#### [WHAT THE TASK REQUIRES]
Go through the entries below and print each one exactly, leaving out pictures.

-- START --

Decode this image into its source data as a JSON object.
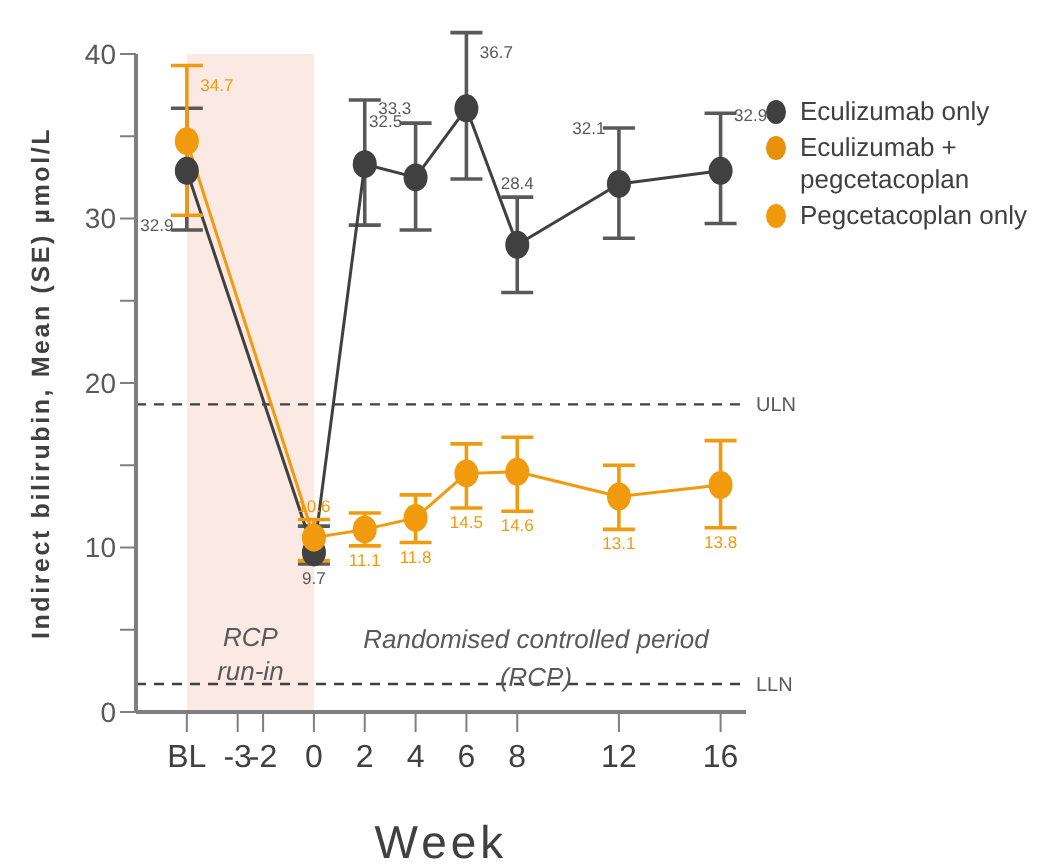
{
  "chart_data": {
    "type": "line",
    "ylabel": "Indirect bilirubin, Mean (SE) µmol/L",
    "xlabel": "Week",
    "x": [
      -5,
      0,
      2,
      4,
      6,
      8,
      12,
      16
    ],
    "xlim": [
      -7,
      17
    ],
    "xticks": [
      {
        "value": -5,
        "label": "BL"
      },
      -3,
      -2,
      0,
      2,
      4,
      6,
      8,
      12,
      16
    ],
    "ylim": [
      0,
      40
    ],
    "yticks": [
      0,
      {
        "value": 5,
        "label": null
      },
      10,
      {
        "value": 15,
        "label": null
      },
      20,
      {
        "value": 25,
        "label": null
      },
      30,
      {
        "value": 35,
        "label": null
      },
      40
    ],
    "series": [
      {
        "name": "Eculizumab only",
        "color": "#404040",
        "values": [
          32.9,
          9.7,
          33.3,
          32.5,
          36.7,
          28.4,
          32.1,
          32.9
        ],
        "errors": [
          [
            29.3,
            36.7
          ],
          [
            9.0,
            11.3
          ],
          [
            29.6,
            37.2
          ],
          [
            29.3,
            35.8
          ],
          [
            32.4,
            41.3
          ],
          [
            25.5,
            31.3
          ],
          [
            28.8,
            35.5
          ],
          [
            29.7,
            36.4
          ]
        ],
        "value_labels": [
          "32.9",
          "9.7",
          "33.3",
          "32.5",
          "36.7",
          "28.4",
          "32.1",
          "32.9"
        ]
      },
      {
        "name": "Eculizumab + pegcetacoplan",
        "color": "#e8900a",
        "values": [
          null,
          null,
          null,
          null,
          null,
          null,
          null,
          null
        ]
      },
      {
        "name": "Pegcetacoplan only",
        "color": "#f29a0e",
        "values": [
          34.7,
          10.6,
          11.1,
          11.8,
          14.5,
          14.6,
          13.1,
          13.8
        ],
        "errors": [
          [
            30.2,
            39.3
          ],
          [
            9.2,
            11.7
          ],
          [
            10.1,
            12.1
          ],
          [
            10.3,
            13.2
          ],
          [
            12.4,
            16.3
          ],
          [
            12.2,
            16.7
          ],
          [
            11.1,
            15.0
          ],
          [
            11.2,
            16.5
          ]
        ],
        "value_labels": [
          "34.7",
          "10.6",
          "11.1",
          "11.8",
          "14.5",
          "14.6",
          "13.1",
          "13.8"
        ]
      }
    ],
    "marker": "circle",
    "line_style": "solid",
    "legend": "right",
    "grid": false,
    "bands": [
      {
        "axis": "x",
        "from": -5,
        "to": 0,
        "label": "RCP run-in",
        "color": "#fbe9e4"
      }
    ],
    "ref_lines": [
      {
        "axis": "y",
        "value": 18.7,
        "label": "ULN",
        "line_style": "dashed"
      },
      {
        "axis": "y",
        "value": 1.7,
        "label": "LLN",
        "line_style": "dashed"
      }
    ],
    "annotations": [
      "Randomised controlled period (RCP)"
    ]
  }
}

-- END --

#### [FINISHED EXERCISE]
Decode this image into its source data as a JSON object.
{
  "chart_data": {
    "type": "line",
    "ylabel": "Indirect bilirubin, Mean (SE) µmol/L",
    "xlabel": "Week",
    "x": [
      -5,
      0,
      2,
      4,
      6,
      8,
      12,
      16
    ],
    "xlim": [
      -7,
      17
    ],
    "xticks": [
      {
        "value": -5,
        "label": "BL"
      },
      -3,
      -2,
      0,
      2,
      4,
      6,
      8,
      12,
      16
    ],
    "ylim": [
      0,
      40
    ],
    "yticks": [
      0,
      {
        "value": 5,
        "label": null
      },
      10,
      {
        "value": 15,
        "label": null
      },
      20,
      {
        "value": 25,
        "label": null
      },
      30,
      {
        "value": 35,
        "label": null
      },
      40
    ],
    "series": [
      {
        "name": "Eculizumab only",
        "color": "#404040",
        "values": [
          32.9,
          9.7,
          33.3,
          32.5,
          36.7,
          28.4,
          32.1,
          32.9
        ],
        "errors": [
          [
            29.3,
            36.7
          ],
          [
            9.0,
            11.3
          ],
          [
            29.6,
            37.2
          ],
          [
            29.3,
            35.8
          ],
          [
            32.4,
            41.3
          ],
          [
            25.5,
            31.3
          ],
          [
            28.8,
            35.5
          ],
          [
            29.7,
            36.4
          ]
        ],
        "value_labels": [
          "32.9",
          "9.7",
          "33.3",
          "32.5",
          "36.7",
          "28.4",
          "32.1",
          "32.9"
        ]
      },
      {
        "name": "Eculizumab + pegcetacoplan",
        "color": "#e8900a",
        "values": [
          null,
          null,
          null,
          null,
          null,
          null,
          null,
          null
        ]
      },
      {
        "name": "Pegcetacoplan only",
        "color": "#f29a0e",
        "values": [
          34.7,
          10.6,
          11.1,
          11.8,
          14.5,
          14.6,
          13.1,
          13.8
        ],
        "errors": [
          [
            30.2,
            39.3
          ],
          [
            9.2,
            11.7
          ],
          [
            10.1,
            12.1
          ],
          [
            10.3,
            13.2
          ],
          [
            12.4,
            16.3
          ],
          [
            12.2,
            16.7
          ],
          [
            11.1,
            15.0
          ],
          [
            11.2,
            16.5
          ]
        ],
        "value_labels": [
          "34.7",
          "10.6",
          "11.1",
          "11.8",
          "14.5",
          "14.6",
          "13.1",
          "13.8"
        ]
      }
    ],
    "marker": "circle",
    "line_style": "solid",
    "legend": "right",
    "grid": false,
    "bands": [
      {
        "axis": "x",
        "from": -5,
        "to": 0,
        "label": "RCP run-in",
        "color": "#fbe9e4"
      }
    ],
    "ref_lines": [
      {
        "axis": "y",
        "value": 18.7,
        "label": "ULN",
        "line_style": "dashed"
      },
      {
        "axis": "y",
        "value": 1.7,
        "label": "LLN",
        "line_style": "dashed"
      }
    ],
    "annotations": [
      "Randomised controlled period (RCP)"
    ]
  }
}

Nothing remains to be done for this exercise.